REQUEST: Write out all lines holding the word "歌唱祖国".

▬▬▬

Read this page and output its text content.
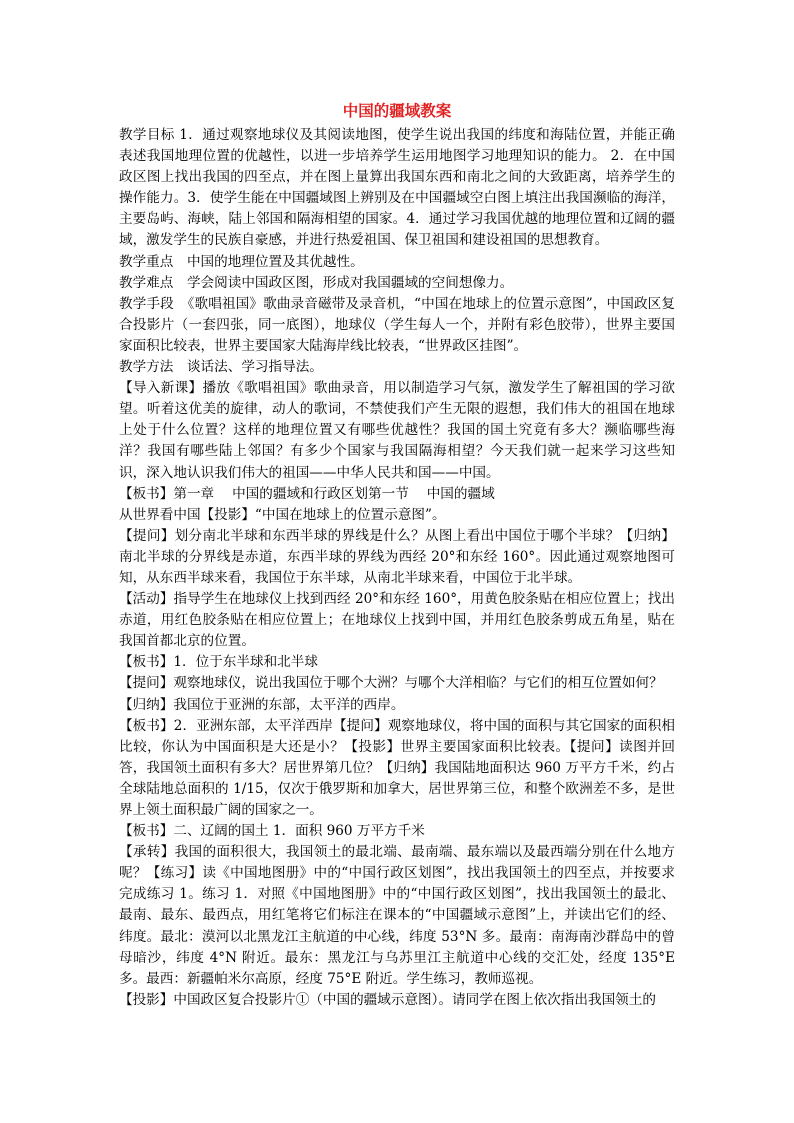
中国的疆域教案

教学目标 1．通过观察地球仪及其阅读地图，使学生说出我国的纬度和海陆位置，并能正确表述我国地理位置的优越性，以进一步培养学生运用地图学习地理知识的能力。 2．在中国政区图上找出我国的四至点，并在图上量算出我国东西和南北之间的大致距离，培养学生的操作能力。3．使学生能在中国疆域图上辨别及在中国疆域空白图上填注出我国濒临的海洋，主要岛屿、海峡，陆上邻国和隔海相望的国家。4．通过学习我国优越的地理位置和辽阔的疆域，激发学生的民族自豪感，并进行热爱祖国、保卫祖国和建设祖国的思想教育。

教学重点　中国的地理位置及其优越性。

教学难点　学会阅读中国政区图，形成对我国疆域的空间想像力。

教学手段　《歌唱祖国》歌曲录音磁带及录音机，“中国在地球上的位置示意图”，中国政区复合投影片（一套四张，同一底图），地球仪（学生每人一个，并附有彩色胶带），世界主要国家面积比较表，世界主要国家大陆海岸线比较表，“世界政区挂图”。

教学方法　谈话法、学习指导法。

【导入新课】播放《歌唱祖国》歌曲录音，用以制造学习气氛，激发学生了解祖国的学习欲望。听着这优美的旋律，动人的歌词，不禁使我们产生无限的遐想，我们伟大的祖国在地球上处于什么位置？这样的地理位置又有哪些优越性？我国的国土究竟有多大？濒临哪些海洋？我国有哪些陆上邻国？有多少个国家与我国隔海相望？今天我们就一起来学习这些知识，深入地认识我们伟大的祖国——中华人民共和国——中国。

【板书】第一章　 中国的疆域和行政区划第一节　 中国的疆域

从世界看中国【投影】“中国在地球上的位置示意图”。

【提问】划分南北半球和东西半球的界线是什么？从图上看出中国位于哪个半球？【归纳】南北半球的分界线是赤道，东西半球的界线为西经 20°和东经 160°。因此通过观察地图可知，从东西半球来看，我国位于东半球，从南北半球来看，中国位于北半球。

【活动】指导学生在地球仪上找到西经 20°和东经 160°，用黄色胶条贴在相应位置上；找出赤道，用红色胶条贴在相应位置上；在地球仪上找到中国，并用红色胶条剪成五角星，贴在我国首都北京的位置。

【板书】1．位于东半球和北半球

【提问】观察地球仪，说出我国位于哪个大洲？与哪个大洋相临？与它们的相互位置如何？

【归纳】我国位于亚洲的东部，太平洋的西岸。

【板书】2．亚洲东部，太平洋西岸【提问】观察地球仪，将中国的面积与其它国家的面积相比较，你认为中国面积是大还是小？【投影】世界主要国家面积比较表。【提问】读图并回答，我国领土面积有多大？居世界第几位？【归纳】我国陆地面积达 960 万平方千米，约占全球陆地总面积的 1/15，仅次于俄罗斯和加拿大，居世界第三位，和整个欧洲差不多，是世界上领土面积最广阔的国家之一。

【板书】二、辽阔的国土 1．面积 960 万平方千米

【承转】我国的面积很大，我国领土的最北端、最南端、最东端以及最西端分别在什么地方呢？【练习】读《中国地图册》中的“中国行政区划图”，找出我国领土的四至点，并按要求完成练习 1。练习 1．对照《中国地图册》中的“中国行政区划图”，找出我国领土的最北、最南、最东、最西点，用红笔将它们标注在课本的“中国疆域示意图”上，并读出它们的经、纬度。最北：漠河以北黑龙江主航道的中心线，纬度 53°N 多。最南：南海南沙群岛中的曾母暗沙，纬度 4°N 附近。最东：黑龙江与乌苏里江主航道中心线的交汇处，经度 135°E 多。最西：新疆帕米尔高原，经度 75°E 附近。学生练习，教师巡视。

【投影】中国政区复合投影片①（中国的疆域示意图）。请同学在图上依次指出我国领土的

▬▬▬

EXERCISE RESULT:
教学手段　《歌唱祖国》歌曲录音磁带及录音机，“中国在地球上的位置示意图”，中国政区复合投影片（一套四张，同一底图），地球仪（学生每人一个，并附有彩色胶带），世界主要国家面积比较表，世界主要国家大陆海岸线比较表，“世界政区挂图”。
【导入新课】播放《歌唱祖国》歌曲录音，用以制造学习气氛，激发学生了解祖国的学习欲望。听着这优美的旋律，动人的歌词，不禁使我们产生无限的遐想，我们伟大的祖国在地球上处于什么位置？这样的地理位置又有哪些优越性？我国的国土究竟有多大？濒临哪些海洋？我国有哪些陆上邻国？有多少个国家与我国隔海相望？今天我们就一起来学习这些知识，深入地认识我们伟大的祖国——中华人民共和国——中国。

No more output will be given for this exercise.